# Given instruction
Return every entry exactly.

--- BEGIN ---

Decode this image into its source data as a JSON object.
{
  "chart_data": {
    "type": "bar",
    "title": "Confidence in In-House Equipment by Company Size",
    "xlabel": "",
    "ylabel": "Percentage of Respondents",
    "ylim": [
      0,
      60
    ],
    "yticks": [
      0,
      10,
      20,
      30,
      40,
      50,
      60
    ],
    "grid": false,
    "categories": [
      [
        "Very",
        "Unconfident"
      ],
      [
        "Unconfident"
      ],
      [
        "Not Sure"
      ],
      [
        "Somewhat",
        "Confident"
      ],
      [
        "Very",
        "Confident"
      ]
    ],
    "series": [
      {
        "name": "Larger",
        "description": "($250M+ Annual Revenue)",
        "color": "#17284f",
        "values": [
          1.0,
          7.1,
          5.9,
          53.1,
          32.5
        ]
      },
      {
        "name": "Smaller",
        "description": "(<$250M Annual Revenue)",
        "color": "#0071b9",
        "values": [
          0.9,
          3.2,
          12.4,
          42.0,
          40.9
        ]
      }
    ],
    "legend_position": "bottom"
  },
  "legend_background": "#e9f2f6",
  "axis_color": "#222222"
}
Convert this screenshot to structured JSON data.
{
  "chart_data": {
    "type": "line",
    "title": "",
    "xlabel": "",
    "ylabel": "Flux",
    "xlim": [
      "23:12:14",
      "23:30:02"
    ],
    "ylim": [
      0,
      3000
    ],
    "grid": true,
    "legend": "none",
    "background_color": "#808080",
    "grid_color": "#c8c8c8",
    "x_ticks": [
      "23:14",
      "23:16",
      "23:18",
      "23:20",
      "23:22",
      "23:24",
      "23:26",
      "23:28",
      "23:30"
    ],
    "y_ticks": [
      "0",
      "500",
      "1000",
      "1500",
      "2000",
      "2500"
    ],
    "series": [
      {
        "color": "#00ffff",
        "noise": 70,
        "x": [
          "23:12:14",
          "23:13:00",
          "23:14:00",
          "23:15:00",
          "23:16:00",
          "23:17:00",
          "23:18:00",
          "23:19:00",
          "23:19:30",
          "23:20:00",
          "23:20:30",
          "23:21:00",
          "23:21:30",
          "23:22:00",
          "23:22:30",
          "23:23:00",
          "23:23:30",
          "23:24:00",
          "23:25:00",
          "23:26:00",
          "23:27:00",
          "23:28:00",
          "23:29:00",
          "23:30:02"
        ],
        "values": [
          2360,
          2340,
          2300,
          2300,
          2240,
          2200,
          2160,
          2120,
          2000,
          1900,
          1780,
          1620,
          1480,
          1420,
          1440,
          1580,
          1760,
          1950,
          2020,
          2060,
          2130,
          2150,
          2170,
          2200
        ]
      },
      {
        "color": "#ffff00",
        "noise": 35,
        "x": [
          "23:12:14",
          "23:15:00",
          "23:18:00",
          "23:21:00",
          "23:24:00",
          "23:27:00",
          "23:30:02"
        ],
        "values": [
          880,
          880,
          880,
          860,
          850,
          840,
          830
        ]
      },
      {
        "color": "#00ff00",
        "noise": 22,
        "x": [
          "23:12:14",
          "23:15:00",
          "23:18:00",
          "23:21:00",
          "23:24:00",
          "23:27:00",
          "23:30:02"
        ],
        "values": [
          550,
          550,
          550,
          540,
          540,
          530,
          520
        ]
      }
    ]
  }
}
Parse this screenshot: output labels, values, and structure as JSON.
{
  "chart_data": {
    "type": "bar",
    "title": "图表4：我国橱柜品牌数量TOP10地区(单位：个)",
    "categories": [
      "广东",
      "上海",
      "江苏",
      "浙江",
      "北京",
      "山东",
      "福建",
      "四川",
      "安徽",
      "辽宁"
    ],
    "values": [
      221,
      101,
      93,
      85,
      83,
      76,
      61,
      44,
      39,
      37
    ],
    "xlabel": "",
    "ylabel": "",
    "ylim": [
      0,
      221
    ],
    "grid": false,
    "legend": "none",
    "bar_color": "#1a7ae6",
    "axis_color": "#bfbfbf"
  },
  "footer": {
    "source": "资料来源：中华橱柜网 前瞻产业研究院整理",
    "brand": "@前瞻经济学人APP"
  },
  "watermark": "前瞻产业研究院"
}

--- END ---

# Solution to the exercise
Decode this image into its source data as a JSON object.
{
  "chart_data": {
    "type": "bar",
    "title": "Confidence in In-House Equipment by Company Size",
    "xlabel": "",
    "ylabel": "Percentage of Respondents",
    "ylim": [
      0,
      60
    ],
    "yticks": [
      0,
      10,
      20,
      30,
      40,
      50,
      60
    ],
    "grid": false,
    "categories": [
      [
        "Very",
        "Unconfident"
      ],
      [
        "Unconfident"
      ],
      [
        "Not Sure"
      ],
      [
        "Somewhat",
        "Confident"
      ],
      [
        "Very",
        "Confident"
      ]
    ],
    "series": [
      {
        "name": "Larger",
        "description": "($250M+ Annual Revenue)",
        "color": "#17284f",
        "values": [
          1.0,
          7.1,
          5.9,
          53.1,
          32.5
        ]
      },
      {
        "name": "Smaller",
        "description": "(<$250M Annual Revenue)",
        "color": "#0071b9",
        "values": [
          0.9,
          3.2,
          12.4,
          42.0,
          40.9
        ]
      }
    ],
    "legend_position": "bottom"
  },
  "legend_background": "#e9f2f6",
  "axis_color": "#222222"
}
Convert this screenshot to structured JSON data.
{
  "chart_data": {
    "type": "line",
    "title": "",
    "xlabel": "",
    "ylabel": "Flux",
    "xlim": [
      "23:12:14",
      "23:30:02"
    ],
    "ylim": [
      0,
      3000
    ],
    "grid": true,
    "legend": "none",
    "background_color": "#808080",
    "grid_color": "#c8c8c8",
    "x_ticks": [
      "23:14",
      "23:16",
      "23:18",
      "23:20",
      "23:22",
      "23:24",
      "23:26",
      "23:28",
      "23:30"
    ],
    "y_ticks": [
      "0",
      "500",
      "1000",
      "1500",
      "2000",
      "2500"
    ],
    "series": [
      {
        "color": "#00ffff",
        "noise": 70,
        "x": [
          "23:12:14",
          "23:13:00",
          "23:14:00",
          "23:15:00",
          "23:16:00",
          "23:17:00",
          "23:18:00",
          "23:19:00",
          "23:19:30",
          "23:20:00",
          "23:20:30",
          "23:21:00",
          "23:21:30",
          "23:22:00",
          "23:22:30",
          "23:23:00",
          "23:23:30",
          "23:24:00",
          "23:25:00",
          "23:26:00",
          "23:27:00",
          "23:28:00",
          "23:29:00",
          "23:30:02"
        ],
        "values": [
          2360,
          2340,
          2300,
          2300,
          2240,
          2200,
          2160,
          2120,
          2000,
          1900,
          1780,
          1620,
          1480,
          1420,
          1440,
          1580,
          1760,
          1950,
          2020,
          2060,
          2130,
          2150,
          2170,
          2200
        ]
      },
      {
        "color": "#ffff00",
        "noise": 35,
        "x": [
          "23:12:14",
          "23:15:00",
          "23:18:00",
          "23:21:00",
          "23:24:00",
          "23:27:00",
          "23:30:02"
        ],
        "values": [
          880,
          880,
          880,
          860,
          850,
          840,
          830
        ]
      },
      {
        "color": "#00ff00",
        "noise": 22,
        "x": [
          "23:12:14",
          "23:15:00",
          "23:18:00",
          "23:21:00",
          "23:24:00",
          "23:27:00",
          "23:30:02"
        ],
        "values": [
          550,
          550,
          550,
          540,
          540,
          530,
          520
        ]
      }
    ]
  }
}
Parse this screenshot: output labels, values, and structure as JSON.
{
  "chart_data": {
    "type": "bar",
    "title": "图表4：我国橱柜品牌数量TOP10地区(单位：个)",
    "categories": [
      "广东",
      "上海",
      "江苏",
      "浙江",
      "北京",
      "山东",
      "福建",
      "四川",
      "安徽",
      "辽宁"
    ],
    "values": [
      221,
      101,
      93,
      85,
      83,
      76,
      61,
      44,
      39,
      37
    ],
    "xlabel": "",
    "ylabel": "",
    "ylim": [
      0,
      221
    ],
    "grid": false,
    "legend": "none",
    "bar_color": "#1a7ae6",
    "axis_color": "#bfbfbf"
  },
  "footer": {
    "source": "资料来源：中华橱柜网 前瞻产业研究院整理",
    "brand": "@前瞻经济学人APP"
  },
  "watermark": "前瞻产业研究院"
}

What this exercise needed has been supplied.